Set problem> Make an exact copy of the lines below.

Supplied material>
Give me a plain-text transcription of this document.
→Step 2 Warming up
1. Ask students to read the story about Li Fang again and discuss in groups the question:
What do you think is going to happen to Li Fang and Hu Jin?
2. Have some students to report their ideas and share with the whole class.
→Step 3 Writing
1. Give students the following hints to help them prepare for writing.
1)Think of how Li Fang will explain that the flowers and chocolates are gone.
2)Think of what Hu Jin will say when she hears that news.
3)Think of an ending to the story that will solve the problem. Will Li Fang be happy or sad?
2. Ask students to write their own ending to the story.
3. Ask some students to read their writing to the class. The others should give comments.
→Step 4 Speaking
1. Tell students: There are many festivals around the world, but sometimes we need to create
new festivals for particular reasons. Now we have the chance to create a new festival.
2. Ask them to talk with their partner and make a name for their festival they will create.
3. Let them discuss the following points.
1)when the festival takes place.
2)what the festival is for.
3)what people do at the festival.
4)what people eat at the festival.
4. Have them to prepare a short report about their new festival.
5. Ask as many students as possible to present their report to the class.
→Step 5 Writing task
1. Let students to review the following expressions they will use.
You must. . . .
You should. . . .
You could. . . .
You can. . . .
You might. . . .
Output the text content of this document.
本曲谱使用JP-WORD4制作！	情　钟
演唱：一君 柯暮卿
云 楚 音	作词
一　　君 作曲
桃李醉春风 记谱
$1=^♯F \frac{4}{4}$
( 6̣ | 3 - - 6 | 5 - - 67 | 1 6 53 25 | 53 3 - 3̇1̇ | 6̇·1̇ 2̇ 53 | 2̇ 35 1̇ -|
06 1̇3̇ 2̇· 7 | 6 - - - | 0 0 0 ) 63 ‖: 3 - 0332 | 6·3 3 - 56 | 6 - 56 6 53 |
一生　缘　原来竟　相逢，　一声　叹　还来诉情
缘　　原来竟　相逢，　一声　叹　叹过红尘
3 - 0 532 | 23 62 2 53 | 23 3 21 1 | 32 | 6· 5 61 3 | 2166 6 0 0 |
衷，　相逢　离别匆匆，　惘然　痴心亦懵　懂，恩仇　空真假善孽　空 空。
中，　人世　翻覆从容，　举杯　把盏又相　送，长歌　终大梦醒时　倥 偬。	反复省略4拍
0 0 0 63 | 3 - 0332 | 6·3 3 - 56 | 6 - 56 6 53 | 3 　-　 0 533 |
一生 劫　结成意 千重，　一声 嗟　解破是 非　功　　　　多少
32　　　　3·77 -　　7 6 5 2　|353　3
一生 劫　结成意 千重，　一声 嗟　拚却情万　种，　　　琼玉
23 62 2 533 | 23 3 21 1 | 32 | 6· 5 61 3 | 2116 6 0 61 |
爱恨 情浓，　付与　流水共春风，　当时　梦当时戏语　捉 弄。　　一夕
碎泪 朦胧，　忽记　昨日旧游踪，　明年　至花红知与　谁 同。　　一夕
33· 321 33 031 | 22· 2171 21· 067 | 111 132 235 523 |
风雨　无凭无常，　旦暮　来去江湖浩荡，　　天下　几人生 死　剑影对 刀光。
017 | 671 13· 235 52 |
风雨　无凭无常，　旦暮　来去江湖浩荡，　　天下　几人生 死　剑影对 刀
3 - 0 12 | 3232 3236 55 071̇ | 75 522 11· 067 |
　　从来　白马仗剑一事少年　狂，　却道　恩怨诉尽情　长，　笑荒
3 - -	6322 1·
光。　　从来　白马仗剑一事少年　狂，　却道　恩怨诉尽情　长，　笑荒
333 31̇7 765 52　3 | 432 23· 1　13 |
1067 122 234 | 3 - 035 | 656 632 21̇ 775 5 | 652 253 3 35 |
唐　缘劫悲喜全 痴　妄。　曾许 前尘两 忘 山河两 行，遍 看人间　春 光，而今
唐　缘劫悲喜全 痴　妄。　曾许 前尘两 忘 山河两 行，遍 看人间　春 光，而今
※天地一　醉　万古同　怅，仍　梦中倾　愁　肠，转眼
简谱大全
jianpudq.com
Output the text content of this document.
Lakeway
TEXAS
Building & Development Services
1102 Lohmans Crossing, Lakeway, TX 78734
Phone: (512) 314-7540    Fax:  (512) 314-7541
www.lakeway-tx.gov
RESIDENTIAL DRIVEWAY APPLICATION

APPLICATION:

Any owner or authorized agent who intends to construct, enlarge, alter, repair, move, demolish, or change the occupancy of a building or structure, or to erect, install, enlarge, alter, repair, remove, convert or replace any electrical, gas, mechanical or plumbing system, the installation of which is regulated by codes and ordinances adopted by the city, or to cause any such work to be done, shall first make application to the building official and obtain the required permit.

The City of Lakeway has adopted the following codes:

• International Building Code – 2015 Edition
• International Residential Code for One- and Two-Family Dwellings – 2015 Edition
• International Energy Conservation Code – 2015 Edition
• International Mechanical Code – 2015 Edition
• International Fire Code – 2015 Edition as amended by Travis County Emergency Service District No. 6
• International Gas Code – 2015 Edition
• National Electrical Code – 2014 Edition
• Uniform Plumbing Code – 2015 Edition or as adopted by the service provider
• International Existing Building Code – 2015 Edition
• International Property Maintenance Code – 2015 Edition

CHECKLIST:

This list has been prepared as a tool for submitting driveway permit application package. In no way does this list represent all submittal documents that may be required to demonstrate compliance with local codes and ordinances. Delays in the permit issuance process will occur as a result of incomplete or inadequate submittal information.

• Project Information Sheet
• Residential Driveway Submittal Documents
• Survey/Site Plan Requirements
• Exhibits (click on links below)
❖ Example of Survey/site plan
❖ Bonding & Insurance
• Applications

Exercise answer>
Give me a plain-text transcription of this document.
→Step 2 Warming up
1. Ask students to read the story about Li Fang again and discuss in groups the question:
What do you think is going to happen to Li Fang and Hu Jin?
2. Have some students to report their ideas and share with the whole class.
→Step 3 Writing
1. Give students the following hints to help them prepare for writing.
1)Think of how Li Fang will explain that the flowers and chocolates are gone.
2)Think of what Hu Jin will say when she hears that news.
3)Think of an ending to the story that will solve the problem. Will Li Fang be happy or sad?
2. Ask students to write their own ending to the story.
3. Ask some students to read their writing to the class. The others should give comments.
→Step 4 Speaking
1. Tell students: There are many festivals around the world, but sometimes we need to create
new festivals for particular reasons. Now we have the chance to create a new festival.
2. Ask them to talk with their partner and make a name for their festival they will create.
3. Let them discuss the following points.
1)when the festival takes place.
2)what the festival is for.
3)what people do at the festival.
4)what people eat at the festival.
4. Have them to prepare a short report about their new festival.
5. Ask as many students as possible to present their report to the class.
→Step 5 Writing task
1. Let students to review the following expressions they will use.
You must. . . .
You should. . . .
You could. . . .
You can. . . .
You might. . . .
Output the text content of this document.
本曲谱使用JP-WORD4制作！	情　钟
演唱：一君 柯暮卿
云 楚 音	作词
一　　君 作曲
桃李醉春风 记谱
$1=^♯F \frac{4}{4}$
( 6̣ | 3 - - 6 | 5 - - 67 | 1 6 53 25 | 53 3 - 3̇1̇ | 6̇·1̇ 2̇ 53 | 2̇ 35 1̇ -|
06 1̇3̇ 2̇· 7 | 6 - - - | 0 0 0 ) 63 ‖: 3 - 0332 | 6·3 3 - 56 | 6 - 56 6 53 |
一生　缘　原来竟　相逢，　一声　叹　还来诉情
缘　　原来竟　相逢，　一声　叹　叹过红尘
3 - 0 532 | 23 62 2 53 | 23 3 21 1 | 32 | 6· 5 61 3 | 2166 6 0 0 |
衷，　相逢　离别匆匆，　惘然　痴心亦懵　懂，恩仇　空真假善孽　空 空。
中，　人世　翻覆从容，　举杯　把盏又相　送，长歌　终大梦醒时　倥 偬。	反复省略4拍
0 0 0 63 | 3 - 0332 | 6·3 3 - 56 | 6 - 56 6 53 | 3 　-　 0 533 |
一生 劫　结成意 千重，　一声 嗟　解破是 非　功　　　　多少
32　　　　3·77 -　　7 6 5 2　|353　3
一生 劫　结成意 千重，　一声 嗟　拚却情万　种，　　　琼玉
23 62 2 533 | 23 3 21 1 | 32 | 6· 5 61 3 | 2116 6 0 61 |
爱恨 情浓，　付与　流水共春风，　当时　梦当时戏语　捉 弄。　　一夕
碎泪 朦胧，　忽记　昨日旧游踪，　明年　至花红知与　谁 同。　　一夕
33· 321 33 031 | 22· 2171 21· 067 | 111 132 235 523 |
风雨　无凭无常，　旦暮　来去江湖浩荡，　　天下　几人生 死　剑影对 刀光。
017 | 671 13· 235 52 |
风雨　无凭无常，　旦暮　来去江湖浩荡，　　天下　几人生 死　剑影对 刀
3 - 0 12 | 3232 3236 55 071̇ | 75 522 11· 067 |
　　从来　白马仗剑一事少年　狂，　却道　恩怨诉尽情　长，　笑荒
3 - -	6322 1·
光。　　从来　白马仗剑一事少年　狂，　却道　恩怨诉尽情　长，　笑荒
333 31̇7 765 52　3 | 432 23· 1　13 |
1067 122 234 | 3 - 035 | 656 632 21̇ 775 5 | 652 253 3 35 |
唐　缘劫悲喜全 痴　妄。　曾许 前尘两 忘 山河两 行，遍 看人间　春 光，而今
唐　缘劫悲喜全 痴　妄。　曾许 前尘两 忘 山河两 行，遍 看人间　春 光，而今
※天地一　醉　万古同　怅，仍　梦中倾　愁　肠，转眼
简谱大全
jianpudq.com
Output the text content of this document.
Lakeway
TEXAS
Building & Development Services
1102 Lohmans Crossing, Lakeway, TX 78734
Phone: (512) 314-7540    Fax:  (512) 314-7541
www.lakeway-tx.gov
RESIDENTIAL DRIVEWAY APPLICATION

APPLICATION:

Any owner or authorized agent who intends to construct, enlarge, alter, repair, move, demolish, or change the occupancy of a building or structure, or to erect, install, enlarge, alter, repair, remove, convert or replace any electrical, gas, mechanical or plumbing system, the installation of which is regulated by codes and ordinances adopted by the city, or to cause any such work to be done, shall first make application to the building official and obtain the required permit.

The City of Lakeway has adopted the following codes:

• International Building Code – 2015 Edition
• International Residential Code for One- and Two-Family Dwellings – 2015 Edition
• International Energy Conservation Code – 2015 Edition
• International Mechanical Code – 2015 Edition
• International Fire Code – 2015 Edition as amended by Travis County Emergency Service District No. 6
• International Gas Code – 2015 Edition
• National Electrical Code – 2014 Edition
• Uniform Plumbing Code – 2015 Edition or as adopted by the service provider
• International Existing Building Code – 2015 Edition
• International Property Maintenance Code – 2015 Edition

CHECKLIST:

This list has been prepared as a tool for submitting driveway permit application package. In no way does this list represent all submittal documents that may be required to demonstrate compliance with local codes and ordinances. Delays in the permit issuance process will occur as a result of incomplete or inadequate submittal information.

• Project Information Sheet
• Residential Driveway Submittal Documents
• Survey/Site Plan Requirements
• Exhibits (click on links below)
❖ Example of Survey/site plan
❖ Bonding & Insurance
• Applications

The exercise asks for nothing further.